*Given request*. Write every line out verbatim and omit the pictures.
---------- Given data ----------
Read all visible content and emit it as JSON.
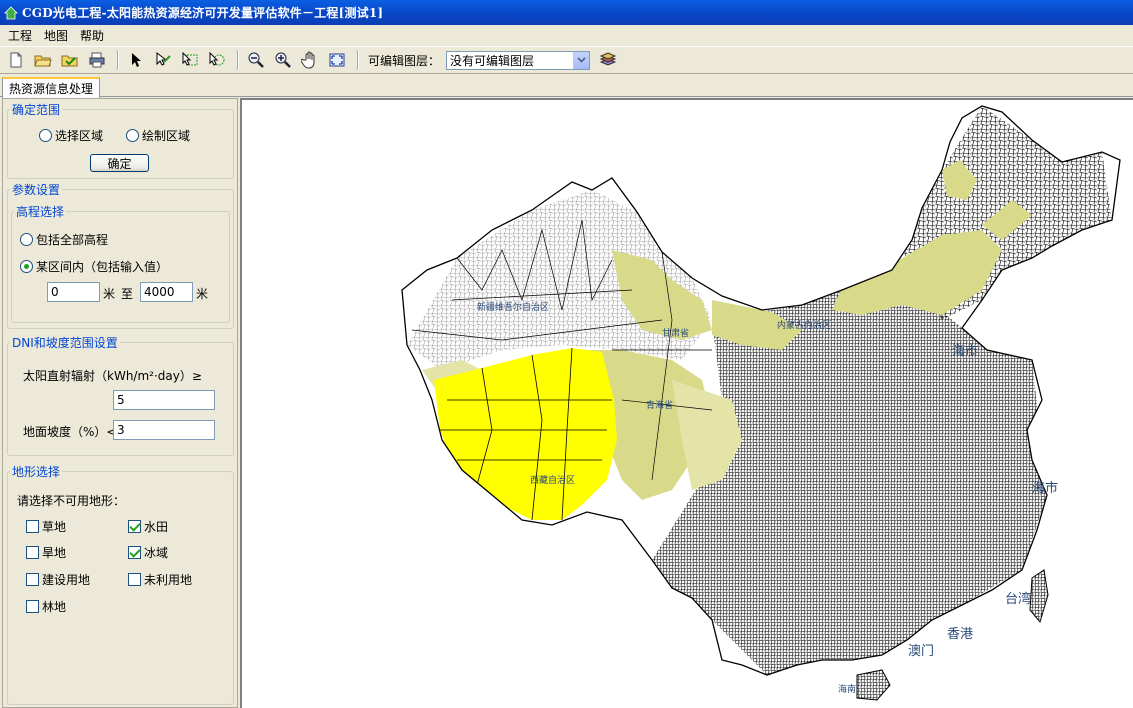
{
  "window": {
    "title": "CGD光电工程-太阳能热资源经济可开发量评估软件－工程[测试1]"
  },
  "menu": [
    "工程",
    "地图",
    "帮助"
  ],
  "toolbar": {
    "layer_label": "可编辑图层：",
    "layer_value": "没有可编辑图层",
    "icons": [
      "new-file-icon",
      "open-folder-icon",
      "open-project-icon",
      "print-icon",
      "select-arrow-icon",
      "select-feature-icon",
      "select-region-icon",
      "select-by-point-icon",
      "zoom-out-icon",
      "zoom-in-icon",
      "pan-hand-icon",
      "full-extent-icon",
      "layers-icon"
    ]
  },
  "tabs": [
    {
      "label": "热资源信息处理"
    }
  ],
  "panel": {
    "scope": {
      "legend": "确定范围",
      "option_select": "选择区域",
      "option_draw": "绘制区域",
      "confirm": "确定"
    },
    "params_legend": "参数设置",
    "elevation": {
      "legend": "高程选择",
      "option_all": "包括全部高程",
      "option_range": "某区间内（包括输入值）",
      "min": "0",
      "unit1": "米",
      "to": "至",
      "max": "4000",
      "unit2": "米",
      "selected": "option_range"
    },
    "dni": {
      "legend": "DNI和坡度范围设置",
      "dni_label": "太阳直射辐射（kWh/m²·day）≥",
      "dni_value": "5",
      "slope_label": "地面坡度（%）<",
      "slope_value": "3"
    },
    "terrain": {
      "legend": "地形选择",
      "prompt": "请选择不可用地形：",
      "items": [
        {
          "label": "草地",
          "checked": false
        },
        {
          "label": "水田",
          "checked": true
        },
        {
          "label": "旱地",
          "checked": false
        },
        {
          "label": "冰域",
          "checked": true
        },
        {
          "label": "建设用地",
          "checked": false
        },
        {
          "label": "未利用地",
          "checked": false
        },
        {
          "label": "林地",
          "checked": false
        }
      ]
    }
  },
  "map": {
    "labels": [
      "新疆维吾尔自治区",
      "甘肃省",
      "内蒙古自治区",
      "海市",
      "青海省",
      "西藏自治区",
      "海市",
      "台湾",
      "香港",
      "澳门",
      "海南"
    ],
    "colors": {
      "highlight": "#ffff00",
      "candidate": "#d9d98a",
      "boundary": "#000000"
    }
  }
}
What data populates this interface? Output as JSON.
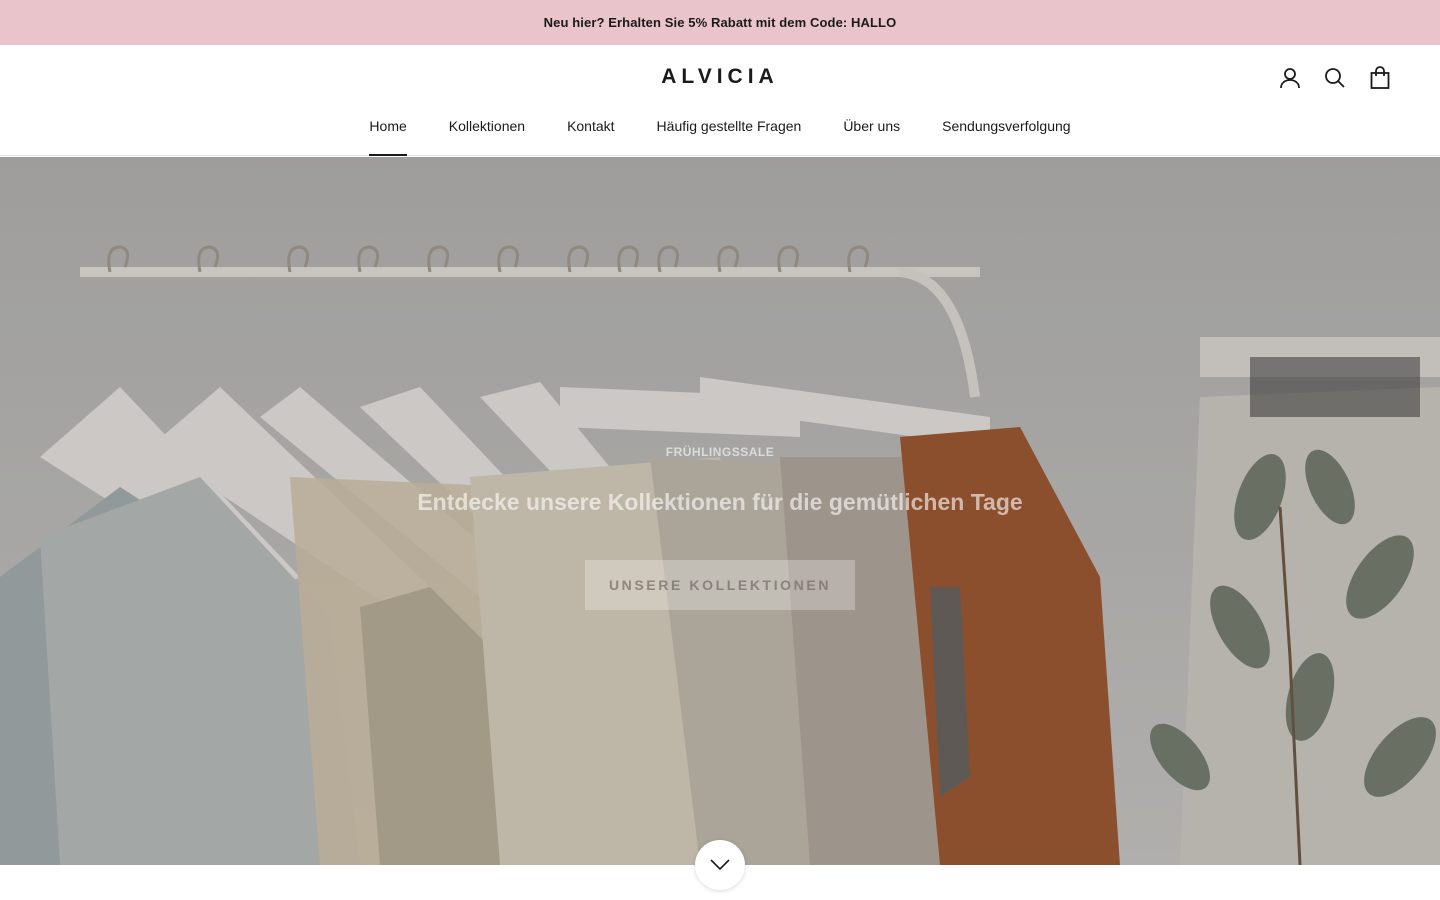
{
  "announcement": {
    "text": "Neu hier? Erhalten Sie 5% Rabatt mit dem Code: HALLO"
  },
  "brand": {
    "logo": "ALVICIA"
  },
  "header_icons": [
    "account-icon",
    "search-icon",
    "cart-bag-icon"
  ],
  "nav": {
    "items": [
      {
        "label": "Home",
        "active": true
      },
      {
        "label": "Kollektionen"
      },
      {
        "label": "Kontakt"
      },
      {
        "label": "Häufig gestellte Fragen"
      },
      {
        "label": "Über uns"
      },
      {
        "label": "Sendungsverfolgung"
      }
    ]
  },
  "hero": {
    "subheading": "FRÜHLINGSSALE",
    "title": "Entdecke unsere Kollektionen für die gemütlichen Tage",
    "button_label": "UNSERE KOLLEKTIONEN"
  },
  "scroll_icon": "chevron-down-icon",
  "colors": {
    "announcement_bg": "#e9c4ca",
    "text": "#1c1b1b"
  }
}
----------
*Exercise output*.
Read all visible content and emit it as JSON.
{
  "window": {
    "title": "CGD光电工程-太阳能热资源经济可开发量评估软件－工程[测试1]"
  },
  "menu": [
    "工程",
    "地图",
    "帮助"
  ],
  "toolbar": {
    "layer_label": "可编辑图层：",
    "layer_value": "没有可编辑图层",
    "icons": [
      "new-file-icon",
      "open-folder-icon",
      "open-project-icon",
      "print-icon",
      "select-arrow-icon",
      "select-feature-icon",
      "select-region-icon",
      "select-by-point-icon",
      "zoom-out-icon",
      "zoom-in-icon",
      "pan-hand-icon",
      "full-extent-icon",
      "layers-icon"
    ]
  },
  "tabs": [
    {
      "label": "热资源信息处理"
    }
  ],
  "panel": {
    "scope": {
      "legend": "确定范围",
      "option_select": "选择区域",
      "option_draw": "绘制区域",
      "confirm": "确定"
    },
    "params_legend": "参数设置",
    "elevation": {
      "legend": "高程选择",
      "option_all": "包括全部高程",
      "option_range": "某区间内（包括输入值）",
      "min": "0",
      "unit1": "米",
      "to": "至",
      "max": "4000",
      "unit2": "米",
      "selected": "option_range"
    },
    "dni": {
      "legend": "DNI和坡度范围设置",
      "dni_label": "太阳直射辐射（kWh/m²·day）≥",
      "dni_value": "5",
      "slope_label": "地面坡度（%）<",
      "slope_value": "3"
    },
    "terrain": {
      "legend": "地形选择",
      "prompt": "请选择不可用地形：",
      "items": [
        {
          "label": "草地",
          "checked": false
        },
        {
          "label": "水田",
          "checked": true
        },
        {
          "label": "旱地",
          "checked": false
        },
        {
          "label": "冰域",
          "checked": true
        },
        {
          "label": "建设用地",
          "checked": false
        },
        {
          "label": "未利用地",
          "checked": false
        },
        {
          "label": "林地",
          "checked": false
        }
      ]
    }
  },
  "map": {
    "labels": [
      "新疆维吾尔自治区",
      "甘肃省",
      "内蒙古自治区",
      "海市",
      "青海省",
      "西藏自治区",
      "海市",
      "台湾",
      "香港",
      "澳门",
      "海南"
    ],
    "colors": {
      "highlight": "#ffff00",
      "candidate": "#d9d98a",
      "boundary": "#000000"
    }
  }
}
What data populates this interface? Output as JSON.
{
  "announcement": {
    "text": "Neu hier? Erhalten Sie 5% Rabatt mit dem Code: HALLO"
  },
  "brand": {
    "logo": "ALVICIA"
  },
  "header_icons": [
    "account-icon",
    "search-icon",
    "cart-bag-icon"
  ],
  "nav": {
    "items": [
      {
        "label": "Home",
        "active": true
      },
      {
        "label": "Kollektionen"
      },
      {
        "label": "Kontakt"
      },
      {
        "label": "Häufig gestellte Fragen"
      },
      {
        "label": "Über uns"
      },
      {
        "label": "Sendungsverfolgung"
      }
    ]
  },
  "hero": {
    "subheading": "FRÜHLINGSSALE",
    "title": "Entdecke unsere Kollektionen für die gemütlichen Tage",
    "button_label": "UNSERE KOLLEKTIONEN"
  },
  "scroll_icon": "chevron-down-icon",
  "colors": {
    "announcement_bg": "#e9c4ca",
    "text": "#1c1b1b"
  }
}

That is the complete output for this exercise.